▶ [SHORT PROBLEM]
Return each line of the records holding the string "subscript".

-- start of RECORDS SHOWN --

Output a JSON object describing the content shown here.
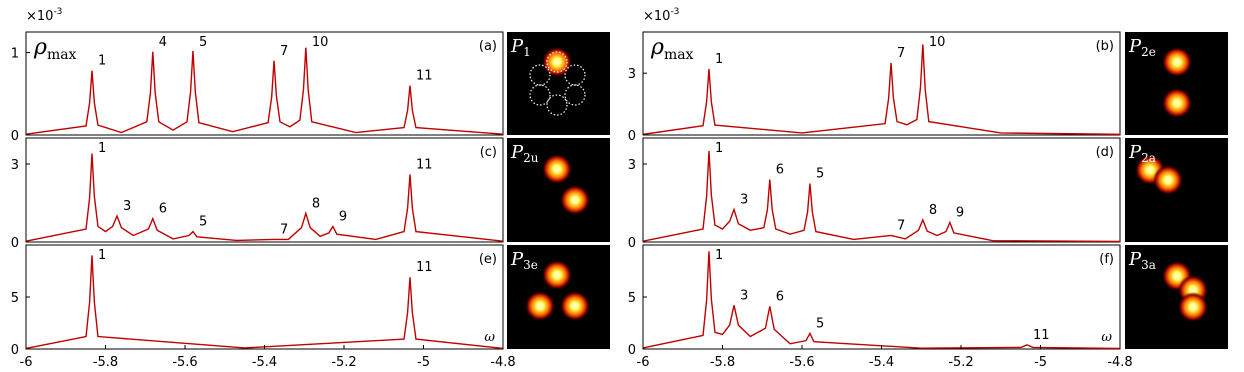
{
  "chart_data": [
    {
      "type": "line",
      "panel_label": "(a)",
      "color": "#c00000",
      "y_multiplier": {
        "base": "×10",
        "exponent": "-3"
      },
      "y_label": {
        "symbol": "ρ",
        "subscript": "max"
      },
      "inset": {
        "symbol": "P",
        "subscript": "1"
      },
      "xlim": [
        -6,
        -4.8
      ],
      "ylim": [
        0,
        1.25
      ],
      "yticks": [
        0,
        1
      ],
      "x": [
        -6,
        -5.849,
        -5.84,
        -5.834,
        -5.828,
        -5.819,
        -5.76,
        -5.696,
        -5.687,
        -5.681,
        -5.675,
        -5.666,
        -5.63,
        -5.595,
        -5.586,
        -5.58,
        -5.574,
        -5.565,
        -5.48,
        -5.391,
        -5.382,
        -5.376,
        -5.37,
        -5.361,
        -5.336,
        -5.311,
        -5.302,
        -5.296,
        -5.29,
        -5.281,
        -5.17,
        -5.049,
        -5.04,
        -5.034,
        -5.028,
        -5.019,
        -4.8
      ],
      "values": [
        0.01,
        0.11,
        0.39,
        0.78,
        0.39,
        0.12,
        0.03,
        0.16,
        0.51,
        1.01,
        0.51,
        0.16,
        0.06,
        0.16,
        0.52,
        1.02,
        0.52,
        0.15,
        0.04,
        0.15,
        0.46,
        0.9,
        0.47,
        0.16,
        0.1,
        0.18,
        0.55,
        1.06,
        0.54,
        0.16,
        0.03,
        0.09,
        0.3,
        0.6,
        0.3,
        0.09,
        0.01
      ],
      "annotation_color": "#22dd22",
      "annotations": [
        {
          "text": "1",
          "x": -5.834
        },
        {
          "text": "4",
          "x": -5.681
        },
        {
          "text": "5",
          "x": -5.58
        },
        {
          "text": "7",
          "x": -5.376
        },
        {
          "text": "10",
          "x": -5.296
        },
        {
          "text": "11",
          "x": -5.034
        }
      ]
    },
    {
      "type": "line",
      "panel_label": "(b)",
      "color": "#c00000",
      "y_multiplier": {
        "base": "×10",
        "exponent": "-3"
      },
      "y_label": {
        "symbol": "ρ",
        "subscript": "max"
      },
      "inset": {
        "symbol": "P",
        "subscript": "2e"
      },
      "xlim": [
        -6,
        -4.8
      ],
      "ylim": [
        0,
        5
      ],
      "yticks": [
        0,
        3
      ],
      "x": [
        -6,
        -5.849,
        -5.84,
        -5.834,
        -5.828,
        -5.819,
        -5.6,
        -5.391,
        -5.382,
        -5.376,
        -5.37,
        -5.361,
        -5.336,
        -5.311,
        -5.302,
        -5.296,
        -5.29,
        -5.281,
        -5.1,
        -4.8
      ],
      "values": [
        0.03,
        0.45,
        1.6,
        3.2,
        1.6,
        0.48,
        0.1,
        0.55,
        1.8,
        3.5,
        1.8,
        0.65,
        0.5,
        0.75,
        2.3,
        4.4,
        2.2,
        0.65,
        0.1,
        0.03
      ],
      "annotation_color": "#22dd22",
      "annotations": [
        {
          "text": "1",
          "x": -5.834
        },
        {
          "text": "7",
          "x": -5.376
        },
        {
          "text": "10",
          "x": -5.296
        }
      ]
    },
    {
      "type": "line",
      "panel_label": "(c)",
      "color": "#c00000",
      "inset": {
        "symbol": "P",
        "subscript": "2u"
      },
      "xlim": [
        -6,
        -4.8
      ],
      "ylim": [
        0,
        4
      ],
      "yticks": [
        0,
        3
      ],
      "x": [
        -6,
        -5.849,
        -5.84,
        -5.834,
        -5.828,
        -5.819,
        -5.8,
        -5.782,
        -5.771,
        -5.76,
        -5.73,
        -5.692,
        -5.681,
        -5.67,
        -5.63,
        -5.59,
        -5.58,
        -5.57,
        -5.47,
        -5.376,
        -5.34,
        -5.307,
        -5.296,
        -5.285,
        -5.26,
        -5.238,
        -5.228,
        -5.218,
        -5.12,
        -5.049,
        -5.04,
        -5.034,
        -5.028,
        -5.019,
        -4.8
      ],
      "values": [
        0.03,
        0.5,
        1.7,
        3.4,
        1.75,
        0.6,
        0.4,
        0.6,
        1.0,
        0.55,
        0.25,
        0.5,
        0.9,
        0.45,
        0.12,
        0.25,
        0.4,
        0.2,
        0.06,
        0.1,
        0.1,
        0.55,
        1.1,
        0.55,
        0.22,
        0.35,
        0.6,
        0.3,
        0.1,
        0.4,
        1.3,
        2.6,
        1.3,
        0.4,
        0.03
      ],
      "annotation_color": "#22dd22",
      "annotations": [
        {
          "text": "1",
          "x": -5.834
        },
        {
          "text": "3",
          "x": -5.771
        },
        {
          "text": "6",
          "x": -5.681
        },
        {
          "text": "5",
          "x": -5.58
        },
        {
          "text": "7",
          "x": -5.376
        },
        {
          "text": "8",
          "x": -5.296
        },
        {
          "text": "9",
          "x": -5.228
        },
        {
          "text": "11",
          "x": -5.034
        }
      ]
    },
    {
      "type": "line",
      "panel_label": "(d)",
      "color": "#c00000",
      "inset": {
        "symbol": "P",
        "subscript": "2a"
      },
      "xlim": [
        -6,
        -4.8
      ],
      "ylim": [
        0,
        4
      ],
      "yticks": [
        0,
        3
      ],
      "x": [
        -6,
        -5.849,
        -5.84,
        -5.834,
        -5.828,
        -5.819,
        -5.8,
        -5.782,
        -5.771,
        -5.76,
        -5.73,
        -5.696,
        -5.687,
        -5.681,
        -5.675,
        -5.666,
        -5.63,
        -5.595,
        -5.586,
        -5.58,
        -5.574,
        -5.565,
        -5.47,
        -5.376,
        -5.34,
        -5.307,
        -5.296,
        -5.285,
        -5.26,
        -5.238,
        -5.228,
        -5.218,
        -5.12,
        -4.8
      ],
      "values": [
        0.03,
        0.5,
        1.75,
        3.5,
        1.8,
        0.65,
        0.5,
        0.8,
        1.25,
        0.7,
        0.45,
        0.55,
        1.25,
        2.4,
        1.25,
        0.5,
        0.3,
        0.45,
        1.15,
        2.25,
        1.15,
        0.4,
        0.1,
        0.25,
        0.12,
        0.45,
        0.85,
        0.42,
        0.25,
        0.4,
        0.75,
        0.35,
        0.05,
        0.02
      ],
      "annotation_color": "#22dd22",
      "annotations": [
        {
          "text": "1",
          "x": -5.834
        },
        {
          "text": "3",
          "x": -5.771
        },
        {
          "text": "6",
          "x": -5.681
        },
        {
          "text": "5",
          "x": -5.58
        },
        {
          "text": "7",
          "x": -5.376
        },
        {
          "text": "8",
          "x": -5.296
        },
        {
          "text": "9",
          "x": -5.228
        }
      ]
    },
    {
      "type": "line",
      "panel_label": "(e)",
      "color": "#c00000",
      "x_label": "ω",
      "inset": {
        "symbol": "P",
        "subscript": "3e"
      },
      "xlim": [
        -6,
        -4.8
      ],
      "xticks": [
        -6,
        -5.8,
        -5.6,
        -5.4,
        -5.2,
        -5,
        -4.8
      ],
      "ylim": [
        0,
        10
      ],
      "yticks": [
        0,
        5
      ],
      "x": [
        -6,
        -5.849,
        -5.84,
        -5.834,
        -5.828,
        -5.819,
        -5.45,
        -5.049,
        -5.04,
        -5.034,
        -5.028,
        -5.019,
        -4.8
      ],
      "values": [
        0.05,
        1.2,
        4.5,
        9.0,
        4.5,
        1.2,
        0.1,
        0.95,
        3.5,
        6.9,
        3.5,
        0.95,
        0.05
      ],
      "annotation_color": "#22dd22",
      "annotations": [
        {
          "text": "1",
          "x": -5.834
        },
        {
          "text": "11",
          "x": -5.034
        }
      ]
    },
    {
      "type": "line",
      "panel_label": "(f)",
      "color": "#c00000",
      "x_label": "ω",
      "inset": {
        "symbol": "P",
        "subscript": "3a"
      },
      "xlim": [
        -6,
        -4.8
      ],
      "xticks": [
        -6,
        -5.8,
        -5.6,
        -5.4,
        -5.2,
        -5,
        -4.8
      ],
      "ylim": [
        0,
        10
      ],
      "yticks": [
        0,
        5
      ],
      "x": [
        -6,
        -5.849,
        -5.84,
        -5.834,
        -5.828,
        -5.819,
        -5.8,
        -5.782,
        -5.771,
        -5.76,
        -5.73,
        -5.692,
        -5.681,
        -5.67,
        -5.63,
        -5.59,
        -5.58,
        -5.57,
        -5.3,
        -5.049,
        -5.034,
        -5.019,
        -4.8
      ],
      "values": [
        0.1,
        1.3,
        4.7,
        9.4,
        4.8,
        1.6,
        1.4,
        2.3,
        4.2,
        2.3,
        1.2,
        2.0,
        4.1,
        1.9,
        0.5,
        0.8,
        1.5,
        0.7,
        0.08,
        0.15,
        0.4,
        0.15,
        0.05
      ],
      "annotation_color": "#22dd22",
      "annotations": [
        {
          "text": "1",
          "x": -5.834
        },
        {
          "text": "3",
          "x": -5.771
        },
        {
          "text": "6",
          "x": -5.681
        },
        {
          "text": "5",
          "x": -5.58
        },
        {
          "text": "11",
          "x": -5.034
        }
      ]
    }
  ]
}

-- end of RECORDS SHOWN --

▶ [SOLUTION]
        "subscript": "max"
        "subscript": "1"
        "subscript": "max"
        "subscript": "2e"
        "subscript": "2u"
        "subscript": "2a"
        "subscript": "3e"
        "subscript": "3a"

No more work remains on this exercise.